**Exercise directions**
Leave out the pictures and repeat the data exactly.

**Records**
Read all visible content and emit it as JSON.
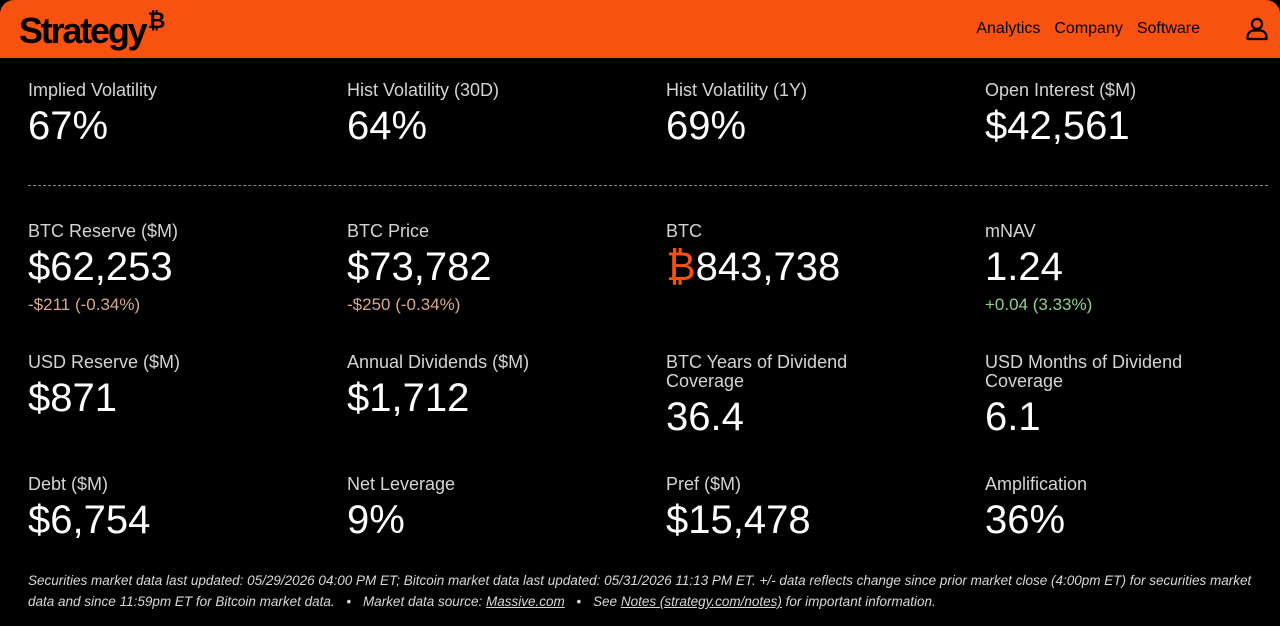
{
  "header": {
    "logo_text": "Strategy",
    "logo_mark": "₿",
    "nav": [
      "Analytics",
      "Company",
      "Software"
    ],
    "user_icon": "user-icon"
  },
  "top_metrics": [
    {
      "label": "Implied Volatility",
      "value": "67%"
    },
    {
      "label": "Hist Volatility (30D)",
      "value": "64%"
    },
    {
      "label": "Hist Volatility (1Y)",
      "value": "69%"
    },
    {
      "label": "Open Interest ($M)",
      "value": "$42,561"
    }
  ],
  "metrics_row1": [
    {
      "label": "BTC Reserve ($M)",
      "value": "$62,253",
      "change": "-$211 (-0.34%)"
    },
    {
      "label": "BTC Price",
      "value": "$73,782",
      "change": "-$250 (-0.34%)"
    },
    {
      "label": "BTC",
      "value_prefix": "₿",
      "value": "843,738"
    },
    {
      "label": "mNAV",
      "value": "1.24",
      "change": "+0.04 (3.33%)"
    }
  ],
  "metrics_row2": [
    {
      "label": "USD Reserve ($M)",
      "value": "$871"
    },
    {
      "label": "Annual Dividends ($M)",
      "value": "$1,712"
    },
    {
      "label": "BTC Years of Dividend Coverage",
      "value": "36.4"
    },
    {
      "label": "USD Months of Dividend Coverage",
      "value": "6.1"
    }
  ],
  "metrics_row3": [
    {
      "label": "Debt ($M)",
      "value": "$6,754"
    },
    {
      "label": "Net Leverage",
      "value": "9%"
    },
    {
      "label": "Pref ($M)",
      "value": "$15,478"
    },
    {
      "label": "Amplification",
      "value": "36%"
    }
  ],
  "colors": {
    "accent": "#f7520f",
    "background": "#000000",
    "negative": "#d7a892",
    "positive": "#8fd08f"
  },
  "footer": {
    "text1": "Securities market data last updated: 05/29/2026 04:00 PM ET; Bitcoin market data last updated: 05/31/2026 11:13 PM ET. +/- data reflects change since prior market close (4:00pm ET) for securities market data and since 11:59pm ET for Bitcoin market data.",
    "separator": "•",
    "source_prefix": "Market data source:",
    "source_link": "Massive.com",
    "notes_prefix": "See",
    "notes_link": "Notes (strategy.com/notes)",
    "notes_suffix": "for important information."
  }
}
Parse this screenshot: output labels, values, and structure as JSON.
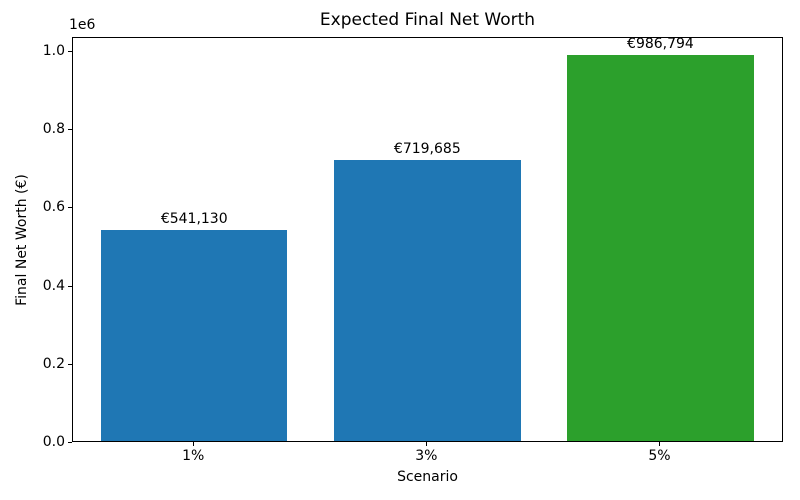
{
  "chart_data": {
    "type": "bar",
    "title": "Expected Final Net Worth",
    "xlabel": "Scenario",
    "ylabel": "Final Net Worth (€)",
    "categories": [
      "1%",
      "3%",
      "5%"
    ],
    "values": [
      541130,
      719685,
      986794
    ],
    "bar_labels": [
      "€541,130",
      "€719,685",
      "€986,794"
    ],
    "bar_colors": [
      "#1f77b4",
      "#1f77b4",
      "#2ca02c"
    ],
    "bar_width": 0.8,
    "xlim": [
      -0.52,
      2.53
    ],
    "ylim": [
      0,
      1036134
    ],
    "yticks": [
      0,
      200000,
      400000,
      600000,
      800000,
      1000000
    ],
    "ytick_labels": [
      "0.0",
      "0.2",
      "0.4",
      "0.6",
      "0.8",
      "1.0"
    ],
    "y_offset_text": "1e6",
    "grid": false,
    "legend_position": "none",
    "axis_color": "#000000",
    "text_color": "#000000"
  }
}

**Exercise output**
Read all visible content and emit it as JSON.
{
  "header": {
    "logo_text": "Strategy",
    "logo_mark": "₿",
    "nav": [
      "Analytics",
      "Company",
      "Software"
    ],
    "user_icon": "user-icon"
  },
  "top_metrics": [
    {
      "label": "Implied Volatility",
      "value": "67%"
    },
    {
      "label": "Hist Volatility (30D)",
      "value": "64%"
    },
    {
      "label": "Hist Volatility (1Y)",
      "value": "69%"
    },
    {
      "label": "Open Interest ($M)",
      "value": "$42,561"
    }
  ],
  "metrics_row1": [
    {
      "label": "BTC Reserve ($M)",
      "value": "$62,253",
      "change": "-$211 (-0.34%)"
    },
    {
      "label": "BTC Price",
      "value": "$73,782",
      "change": "-$250 (-0.34%)"
    },
    {
      "label": "BTC",
      "value_prefix": "₿",
      "value": "843,738"
    },
    {
      "label": "mNAV",
      "value": "1.24",
      "change": "+0.04 (3.33%)"
    }
  ],
  "metrics_row2": [
    {
      "label": "USD Reserve ($M)",
      "value": "$871"
    },
    {
      "label": "Annual Dividends ($M)",
      "value": "$1,712"
    },
    {
      "label": "BTC Years of Dividend Coverage",
      "value": "36.4"
    },
    {
      "label": "USD Months of Dividend Coverage",
      "value": "6.1"
    }
  ],
  "metrics_row3": [
    {
      "label": "Debt ($M)",
      "value": "$6,754"
    },
    {
      "label": "Net Leverage",
      "value": "9%"
    },
    {
      "label": "Pref ($M)",
      "value": "$15,478"
    },
    {
      "label": "Amplification",
      "value": "36%"
    }
  ],
  "colors": {
    "accent": "#f7520f",
    "background": "#000000",
    "negative": "#d7a892",
    "positive": "#8fd08f"
  },
  "footer": {
    "text1": "Securities market data last updated: 05/29/2026 04:00 PM ET; Bitcoin market data last updated: 05/31/2026 11:13 PM ET. +/- data reflects change since prior market close (4:00pm ET) for securities market data and since 11:59pm ET for Bitcoin market data.",
    "separator": "•",
    "source_prefix": "Market data source:",
    "source_link": "Massive.com",
    "notes_prefix": "See",
    "notes_link": "Notes (strategy.com/notes)",
    "notes_suffix": "for important information."
  }
}
Parse this screenshot: output labels, values, and structure as JSON.
{
  "chart_data": {
    "type": "bar",
    "title": "Expected Final Net Worth",
    "xlabel": "Scenario",
    "ylabel": "Final Net Worth (€)",
    "categories": [
      "1%",
      "3%",
      "5%"
    ],
    "values": [
      541130,
      719685,
      986794
    ],
    "bar_labels": [
      "€541,130",
      "€719,685",
      "€986,794"
    ],
    "bar_colors": [
      "#1f77b4",
      "#1f77b4",
      "#2ca02c"
    ],
    "bar_width": 0.8,
    "xlim": [
      -0.52,
      2.53
    ],
    "ylim": [
      0,
      1036134
    ],
    "yticks": [
      0,
      200000,
      400000,
      600000,
      800000,
      1000000
    ],
    "ytick_labels": [
      "0.0",
      "0.2",
      "0.4",
      "0.6",
      "0.8",
      "1.0"
    ],
    "y_offset_text": "1e6",
    "grid": false,
    "legend_position": "none",
    "axis_color": "#000000",
    "text_color": "#000000"
  }
}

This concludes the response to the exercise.